* _O que se pede_:
a - Transcreva do excerto da fonte o trecho que vai de "Não foram oferecidas" até "C dos Factos Assentes.".
b - Por favor, reproduza palavra por palavra apenas as linhas dos registos que vão da linha com "save-as-icon[interactable]: 💾: [77, 50, 99, 72]" até à linha com "scroll-thumb[interactable]: [38, 377, 100, 387]", ambas incluídas.

* _Excerto da fonte_:
====================

Não foram oferecidas contra-alegações.
As instâncias deram por assente a seguinte matéria de facto: I - A Autora dedica-se ao comércio de material para equipamento de escritório, nomeadamente, material informático - hardware e software, fotocopiadoras, máquinas de calcular, consumíveis de informática e consumíveis de escritório - A dos Factos Assentes.
II - A Ré dedica-se ao comércio de prestação de serviços administrativos e de secretariado - B dos Factos Assentes.
III - No exercício da sua actividade comercial, a Autora forneceu à Ré vário material informático e outro equipamento de escritório - C dos Factos Assentes.
IV - Para garantia do pagamento do alegado débito da Ré à Autora em consequência do fornecimento de tal material, a Autora, em 29.01.2003, deu entrada neste Tribunal de um pedido de arresto de bens da Ré, processo agora apenso a estes autos - D dos Factos Assentes.
V - No dia da realização do arresto ordenado, e conforme consta do respectivo Auto, para além dos bens arrestados, as partes chegaram a acordo quanto à devolução de uma fotocopiadora, cujo valor foi creditado à Requerida, e foi fixada a dívida no montante de € 18.025,00 a ser paga em duas prestações de € 9.012,50 cada uma - E dos Factos Assentes VI - Para garantia do pagamento da quantia em dívida assim fixada, foram entregues à Autora na data do arresto dois cheques preenchidos e assinados pelo Sr. CC, datados de 28.02.2003 e 31.03.2003 e com o valor de € 9.012,50 cada, cheques estes que seriam substituídos por outros da Ré e de igual valor e para as mesmas datas - F dos Factos Assentes.
VII - Ficou também acordado que o não pagamento da primeira prestação implicava o vencimento imediato da segunda - G dos Factos Assentes.
VIII - A Ré não substituiu os cheques entregues pelo Sr. CC, tendo a Autora apresentado a pagamento o cheque datado de 28.02.2003 de que era portadora, o qual foi devolvido por falta de provisão, verificada em 5.03.2003, no serviço de compensação do Banco de Portugal - H dos Factos Assentes.

====================

* _Lista de registos_:
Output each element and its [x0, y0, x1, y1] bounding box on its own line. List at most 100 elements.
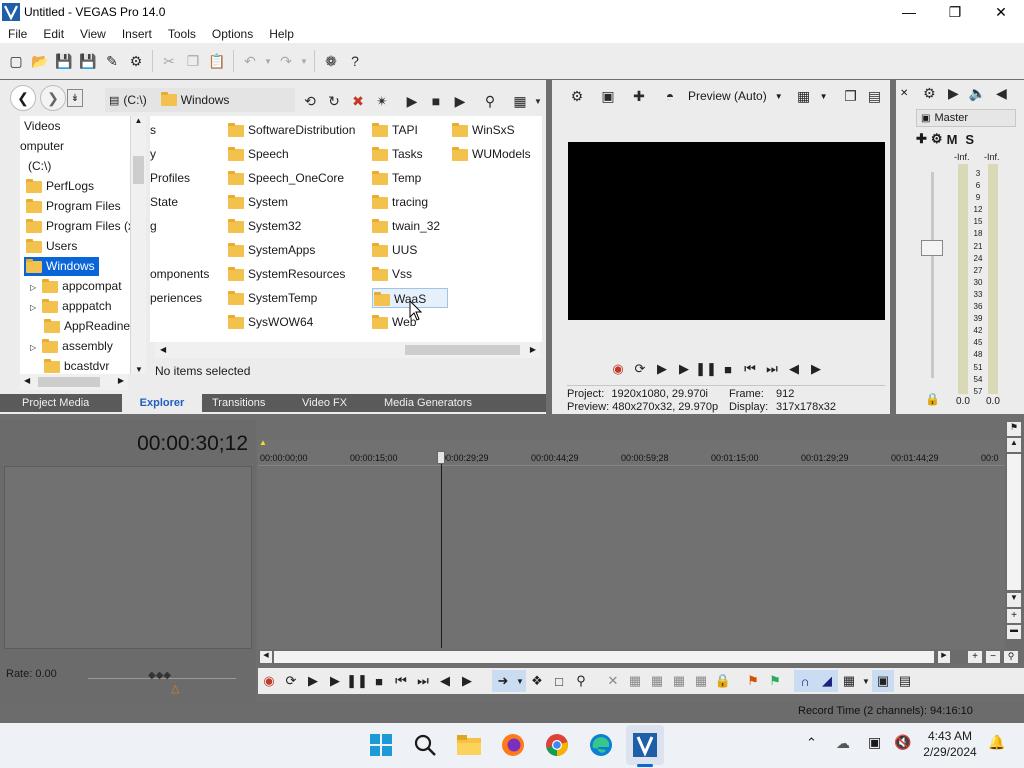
save-as-icon[interactable]: 💾: [77, 50, 99, 72]
automation-icon[interactable]: ✚: [916, 131, 927, 147]
tree-item[interactable]: omputer: [20, 136, 130, 156]
scroll-thumb[interactable]: [274, 651, 934, 663]
paste-icon[interactable]: 📋: [206, 50, 228, 72]
folder-item[interactable]: System32: [228, 216, 301, 236]
scroll-thumb[interactable]: [38, 377, 100, 387]
folder-item-partial[interactable]: y: [150, 144, 156, 164]
scroll-thumb[interactable]: [133, 156, 144, 184]
record-icon[interactable]: ◉: [258, 670, 280, 692]
onedrive-cloud-icon[interactable]: ☁: [836, 735, 850, 752]
video-fx-icon[interactable]: ◓: [659, 85, 681, 107]
insert-marker-icon[interactable]: ⚑: [742, 670, 764, 692]
folder-item[interactable]: Temp: [372, 168, 421, 188]
get-media-icon[interactable]: ⚲: [479, 90, 501, 112]
redo-dropdown-icon[interactable]: ▼: [299, 50, 309, 72]
timeline-hscrollbar[interactable]: ◀ ▶ + − ⚲: [258, 650, 1024, 664]
path-folder[interactable]: Windows: [181, 93, 230, 107]
play-icon[interactable]: ▶: [673, 358, 695, 380]
stop-icon[interactable]: ■: [717, 358, 739, 380]
folder-item[interactable]: SoftwareDistribution: [228, 120, 355, 140]
play-icon[interactable]: ▶: [324, 670, 346, 692]
folder-item[interactable]: SystemResources: [228, 264, 345, 284]
trim-icon[interactable]: ▦: [624, 670, 646, 692]
cut-icon[interactable]: ✂: [158, 50, 180, 72]
pause-icon[interactable]: ❚❚: [695, 358, 717, 380]
tree-item[interactable]: AppReadine: [20, 316, 130, 336]
tree-item[interactable]: (C:\): [20, 156, 130, 176]
folder-item-partial[interactable]: Profiles: [150, 168, 190, 188]
folder-item[interactable]: twain_32: [372, 216, 440, 236]
tree-item[interactable]: Videos: [20, 116, 130, 136]
folder-item-partial[interactable]: State: [150, 192, 178, 212]
delete-icon[interactable]: ✖: [347, 90, 369, 112]
start-icon[interactable]: [366, 730, 396, 760]
tree-hscrollbar[interactable]: ◀ ▶: [20, 374, 128, 390]
views-dropdown-icon[interactable]: ▼: [533, 90, 543, 112]
folder-item[interactable]: SystemApps: [228, 240, 315, 260]
normal-edit-tool-icon[interactable]: ➜: [492, 670, 514, 692]
redo-icon[interactable]: ↷: [275, 50, 297, 72]
folder-item[interactable]: Vss: [372, 264, 412, 284]
properties-gear-icon[interactable]: ⚙: [125, 50, 147, 72]
trim-end-icon[interactable]: ▦: [668, 670, 690, 692]
edge-icon[interactable]: [586, 730, 616, 760]
insert-region-icon[interactable]: ⚑: [764, 670, 786, 692]
views-icon[interactable]: ▦: [509, 90, 531, 112]
expand-icon[interactable]: ▷: [30, 303, 36, 312]
tree-item[interactable]: PerfLogs: [20, 176, 130, 196]
timeline-vscrollbar[interactable]: ⚑ ▲ ▼ + ▬: [1005, 420, 1024, 650]
tab-media-generators[interactable]: Media Generators: [384, 397, 494, 409]
menu-help[interactable]: Help: [261, 27, 302, 41]
folder-item[interactable]: WinSxS: [452, 120, 515, 140]
volume-muted-icon[interactable]: 🔇: [894, 734, 911, 751]
overlays-grid-icon[interactable]: ▦: [793, 85, 815, 107]
save-snapshot-icon[interactable]: ▤: [864, 85, 886, 107]
lock-icon[interactable]: 🔒: [925, 392, 940, 406]
volume-fader[interactable]: [921, 240, 943, 256]
tree-item[interactable]: Program Files (x: [20, 216, 130, 236]
folder-item-partial[interactable]: g: [150, 216, 157, 236]
mute-button[interactable]: M: [947, 132, 958, 147]
fx-gear-icon[interactable]: ⚙: [931, 131, 943, 147]
tree-item[interactable]: ▷ appcompat: [20, 276, 130, 296]
new-file-icon[interactable]: ▢: [5, 50, 27, 72]
search-icon[interactable]: [410, 730, 440, 760]
zoom-in-icon[interactable]: +: [968, 651, 982, 663]
scroll-thumb[interactable]: [405, 345, 520, 355]
next-frame-icon[interactable]: ▶: [805, 358, 827, 380]
scroll-thumb[interactable]: [1007, 454, 1021, 590]
folder-item[interactable]: tracing: [372, 192, 428, 212]
chevron-down-icon[interactable]: ▼: [775, 92, 783, 101]
chrome-icon[interactable]: [542, 730, 572, 760]
delete-icon[interactable]: ✕: [602, 670, 624, 692]
folder-item-partial[interactable]: omponents: [150, 264, 209, 284]
trim-start-icon[interactable]: ▦: [646, 670, 668, 692]
folder-item[interactable]: Speech: [228, 144, 289, 164]
folder-item[interactable]: Speech_OneCore: [228, 168, 344, 188]
close-icon[interactable]: ✕: [900, 88, 908, 99]
menu-file[interactable]: File: [0, 27, 35, 41]
expand-icon[interactable]: ▷: [30, 343, 36, 352]
files-hscrollbar[interactable]: ◀ ▶: [155, 342, 540, 358]
go-to-start-icon[interactable]: ⏮: [739, 358, 761, 380]
dim-output-icon[interactable]: ◀: [990, 82, 1012, 104]
tree-item-selected[interactable]: Windows: [20, 256, 130, 276]
open-folder-icon[interactable]: 📂: [29, 50, 51, 72]
lock-envelopes-icon[interactable]: ▣: [872, 670, 894, 692]
tab-video-fx[interactable]: Video FX: [302, 397, 384, 409]
tree-item[interactable]: Users: [20, 236, 130, 256]
ignore-grouping-icon[interactable]: ▤: [894, 670, 916, 692]
go-to-start-icon[interactable]: ⏮: [390, 670, 412, 692]
speaker-icon[interactable]: 🔈: [966, 82, 988, 104]
auto-preview-icon[interactable]: ▶: [449, 90, 471, 112]
snapping-magnet-icon[interactable]: ∩: [794, 670, 816, 692]
notification-bell-icon[interactable]: 🔔: [988, 734, 1005, 751]
forward-icon[interactable]: ❯: [40, 85, 66, 111]
downmix-icon[interactable]: ▶: [942, 82, 964, 104]
help-whats-this-icon[interactable]: ?: [344, 50, 366, 72]
back-icon[interactable]: ❮: [10, 85, 36, 111]
record-icon[interactable]: ◉: [607, 358, 629, 380]
history-dropdown-icon[interactable]: ↡: [67, 89, 83, 107]
auto-crossfade-icon[interactable]: ◢: [816, 670, 838, 692]
tree-item[interactable]: bcastdvr: [20, 356, 130, 374]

====================

* _As respostas_:
a -
Não foram oferecidas contra-alegações.
As instâncias deram por assente a seguinte matéria de facto: I - A Autora dedica-se ao comércio de material para equipamento de escritório, nomeadamente, material informático - hardware e software, fotocopiadoras, máquinas de calcular, consumíveis de informática e consumíveis de escritório - A dos Factos Assentes.
II - A Ré dedica-se ao comércio de prestação de serviços administrativos e de secretariado - B dos Factos Assentes.
III - No exercício da sua actividade comercial, a Autora forneceu à Ré vário material informático e outro equipamento de escritório - C dos Factos Assentes.

b -
save-as-icon[interactable]: 💾: [77, 50, 99, 72]
automation-icon[interactable]: ✚: [916, 131, 927, 147]
tree-item[interactable]: omputer: [20, 136, 130, 156]
scroll-thumb[interactable]: [274, 651, 934, 663]
paste-icon[interactable]: 📋: [206, 50, 228, 72]
folder-item[interactable]: System32: [228, 216, 301, 236]
scroll-thumb[interactable]: [38, 377, 100, 387]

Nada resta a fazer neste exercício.